What is expected —
State the number of lines that include the string "Piilota", and write nothing else.

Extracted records
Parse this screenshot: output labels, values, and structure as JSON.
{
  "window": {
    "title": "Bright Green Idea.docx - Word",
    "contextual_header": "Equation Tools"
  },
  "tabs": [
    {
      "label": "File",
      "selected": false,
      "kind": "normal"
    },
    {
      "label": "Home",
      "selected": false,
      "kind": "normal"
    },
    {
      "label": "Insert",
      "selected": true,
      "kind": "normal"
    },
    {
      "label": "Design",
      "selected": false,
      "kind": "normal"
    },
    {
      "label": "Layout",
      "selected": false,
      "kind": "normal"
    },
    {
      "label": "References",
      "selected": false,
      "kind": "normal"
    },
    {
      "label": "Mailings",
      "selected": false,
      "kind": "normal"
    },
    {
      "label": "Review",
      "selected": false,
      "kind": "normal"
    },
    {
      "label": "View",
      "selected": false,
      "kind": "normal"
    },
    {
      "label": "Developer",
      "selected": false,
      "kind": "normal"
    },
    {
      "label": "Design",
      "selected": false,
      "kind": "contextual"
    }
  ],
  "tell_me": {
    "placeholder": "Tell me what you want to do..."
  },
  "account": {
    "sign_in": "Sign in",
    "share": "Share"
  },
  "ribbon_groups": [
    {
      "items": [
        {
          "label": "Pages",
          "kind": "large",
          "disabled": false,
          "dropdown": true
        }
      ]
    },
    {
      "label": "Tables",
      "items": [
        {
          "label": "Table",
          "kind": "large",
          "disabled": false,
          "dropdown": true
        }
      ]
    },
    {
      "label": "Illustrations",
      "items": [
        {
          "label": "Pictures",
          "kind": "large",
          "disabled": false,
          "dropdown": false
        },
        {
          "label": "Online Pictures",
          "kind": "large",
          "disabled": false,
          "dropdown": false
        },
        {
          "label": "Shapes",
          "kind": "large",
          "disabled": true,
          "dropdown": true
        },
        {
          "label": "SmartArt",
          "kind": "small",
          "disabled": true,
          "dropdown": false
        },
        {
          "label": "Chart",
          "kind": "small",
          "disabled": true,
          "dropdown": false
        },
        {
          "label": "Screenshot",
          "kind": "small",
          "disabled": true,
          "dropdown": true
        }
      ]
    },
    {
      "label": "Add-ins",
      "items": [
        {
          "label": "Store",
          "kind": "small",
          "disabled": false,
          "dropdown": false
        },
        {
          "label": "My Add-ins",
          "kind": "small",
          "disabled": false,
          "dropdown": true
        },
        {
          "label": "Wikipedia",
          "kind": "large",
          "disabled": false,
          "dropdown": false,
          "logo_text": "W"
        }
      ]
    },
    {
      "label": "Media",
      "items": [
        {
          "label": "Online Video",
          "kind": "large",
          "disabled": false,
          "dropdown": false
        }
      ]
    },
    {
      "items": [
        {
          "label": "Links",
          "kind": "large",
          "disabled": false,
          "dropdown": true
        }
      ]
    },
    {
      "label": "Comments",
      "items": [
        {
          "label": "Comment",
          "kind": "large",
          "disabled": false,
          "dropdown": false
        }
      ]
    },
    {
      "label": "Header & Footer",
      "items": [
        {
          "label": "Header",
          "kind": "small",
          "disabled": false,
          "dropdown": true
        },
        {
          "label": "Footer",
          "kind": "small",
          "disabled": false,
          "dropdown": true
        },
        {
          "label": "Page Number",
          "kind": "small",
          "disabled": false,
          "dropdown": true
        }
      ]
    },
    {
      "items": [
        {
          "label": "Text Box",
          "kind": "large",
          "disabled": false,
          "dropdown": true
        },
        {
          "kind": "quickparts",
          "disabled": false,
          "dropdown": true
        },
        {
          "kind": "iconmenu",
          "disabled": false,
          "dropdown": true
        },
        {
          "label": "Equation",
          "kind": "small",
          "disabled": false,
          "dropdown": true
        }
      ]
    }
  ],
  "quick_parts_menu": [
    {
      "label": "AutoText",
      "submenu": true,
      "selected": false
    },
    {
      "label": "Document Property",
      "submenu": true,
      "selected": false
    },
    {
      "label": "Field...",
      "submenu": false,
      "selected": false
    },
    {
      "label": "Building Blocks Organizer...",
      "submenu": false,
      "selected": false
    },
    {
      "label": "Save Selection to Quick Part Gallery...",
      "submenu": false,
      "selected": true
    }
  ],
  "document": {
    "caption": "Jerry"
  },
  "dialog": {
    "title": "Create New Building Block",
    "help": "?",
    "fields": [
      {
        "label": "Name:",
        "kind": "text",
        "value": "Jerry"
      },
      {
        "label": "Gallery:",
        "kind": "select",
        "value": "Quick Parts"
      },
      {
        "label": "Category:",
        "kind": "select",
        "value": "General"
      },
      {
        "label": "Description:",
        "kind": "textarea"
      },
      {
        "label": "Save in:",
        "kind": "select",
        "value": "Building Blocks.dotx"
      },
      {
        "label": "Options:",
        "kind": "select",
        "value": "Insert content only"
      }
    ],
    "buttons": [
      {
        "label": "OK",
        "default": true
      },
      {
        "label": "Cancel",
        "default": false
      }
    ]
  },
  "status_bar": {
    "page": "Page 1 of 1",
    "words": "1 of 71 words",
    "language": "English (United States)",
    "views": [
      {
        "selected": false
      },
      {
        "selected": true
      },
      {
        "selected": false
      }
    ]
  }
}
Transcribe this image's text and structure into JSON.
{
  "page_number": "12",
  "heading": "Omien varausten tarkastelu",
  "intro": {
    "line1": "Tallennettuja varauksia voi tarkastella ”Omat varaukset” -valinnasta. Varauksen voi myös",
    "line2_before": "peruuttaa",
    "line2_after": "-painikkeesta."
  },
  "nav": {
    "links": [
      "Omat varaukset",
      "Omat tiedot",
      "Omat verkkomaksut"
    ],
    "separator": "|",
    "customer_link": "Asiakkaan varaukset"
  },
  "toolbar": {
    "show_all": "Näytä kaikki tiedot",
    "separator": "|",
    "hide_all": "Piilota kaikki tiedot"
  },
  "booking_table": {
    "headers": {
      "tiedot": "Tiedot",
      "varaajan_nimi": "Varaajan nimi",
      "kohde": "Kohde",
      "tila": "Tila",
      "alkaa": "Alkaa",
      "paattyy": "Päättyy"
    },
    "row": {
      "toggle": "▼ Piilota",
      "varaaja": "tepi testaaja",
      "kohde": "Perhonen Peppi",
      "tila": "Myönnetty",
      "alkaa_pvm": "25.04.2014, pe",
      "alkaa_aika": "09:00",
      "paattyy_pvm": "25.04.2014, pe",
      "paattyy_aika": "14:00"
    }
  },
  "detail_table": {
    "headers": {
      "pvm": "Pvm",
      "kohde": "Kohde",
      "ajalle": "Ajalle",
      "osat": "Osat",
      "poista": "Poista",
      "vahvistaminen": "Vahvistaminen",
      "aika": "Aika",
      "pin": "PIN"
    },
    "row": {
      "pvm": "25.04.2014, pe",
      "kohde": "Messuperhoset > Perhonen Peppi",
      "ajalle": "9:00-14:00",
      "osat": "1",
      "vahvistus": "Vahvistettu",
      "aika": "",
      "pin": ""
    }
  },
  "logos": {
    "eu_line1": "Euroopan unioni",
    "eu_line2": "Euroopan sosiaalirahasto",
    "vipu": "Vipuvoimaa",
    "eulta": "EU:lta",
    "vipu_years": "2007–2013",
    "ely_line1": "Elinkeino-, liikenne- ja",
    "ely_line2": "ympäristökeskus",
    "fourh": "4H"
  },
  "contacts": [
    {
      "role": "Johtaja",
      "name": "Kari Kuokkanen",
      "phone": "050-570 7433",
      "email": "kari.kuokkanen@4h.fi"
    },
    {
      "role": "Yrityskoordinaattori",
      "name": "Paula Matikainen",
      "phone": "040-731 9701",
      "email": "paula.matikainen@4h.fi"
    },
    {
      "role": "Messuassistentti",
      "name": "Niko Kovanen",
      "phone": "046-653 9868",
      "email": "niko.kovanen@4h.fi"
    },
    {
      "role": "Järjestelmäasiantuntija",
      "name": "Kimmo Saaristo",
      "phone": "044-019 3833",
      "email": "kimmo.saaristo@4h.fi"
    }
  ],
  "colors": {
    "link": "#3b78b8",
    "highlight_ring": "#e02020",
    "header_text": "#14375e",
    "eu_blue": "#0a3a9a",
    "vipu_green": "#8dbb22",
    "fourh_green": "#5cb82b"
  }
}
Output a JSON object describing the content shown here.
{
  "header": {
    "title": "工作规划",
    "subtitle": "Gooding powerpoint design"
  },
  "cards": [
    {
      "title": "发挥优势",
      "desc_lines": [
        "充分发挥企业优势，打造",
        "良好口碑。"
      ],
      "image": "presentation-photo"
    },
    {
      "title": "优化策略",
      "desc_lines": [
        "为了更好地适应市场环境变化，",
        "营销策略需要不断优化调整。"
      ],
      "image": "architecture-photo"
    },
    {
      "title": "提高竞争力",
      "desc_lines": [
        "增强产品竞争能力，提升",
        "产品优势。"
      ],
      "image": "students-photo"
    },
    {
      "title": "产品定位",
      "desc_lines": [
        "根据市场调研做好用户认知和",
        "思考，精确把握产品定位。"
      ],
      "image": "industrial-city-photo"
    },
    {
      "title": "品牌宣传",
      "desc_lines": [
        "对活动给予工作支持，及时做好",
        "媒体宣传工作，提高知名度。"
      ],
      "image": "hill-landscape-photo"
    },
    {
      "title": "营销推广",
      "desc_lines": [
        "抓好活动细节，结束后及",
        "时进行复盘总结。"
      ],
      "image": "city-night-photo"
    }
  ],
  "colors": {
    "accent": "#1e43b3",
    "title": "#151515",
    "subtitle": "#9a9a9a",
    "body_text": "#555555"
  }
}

Final result —
2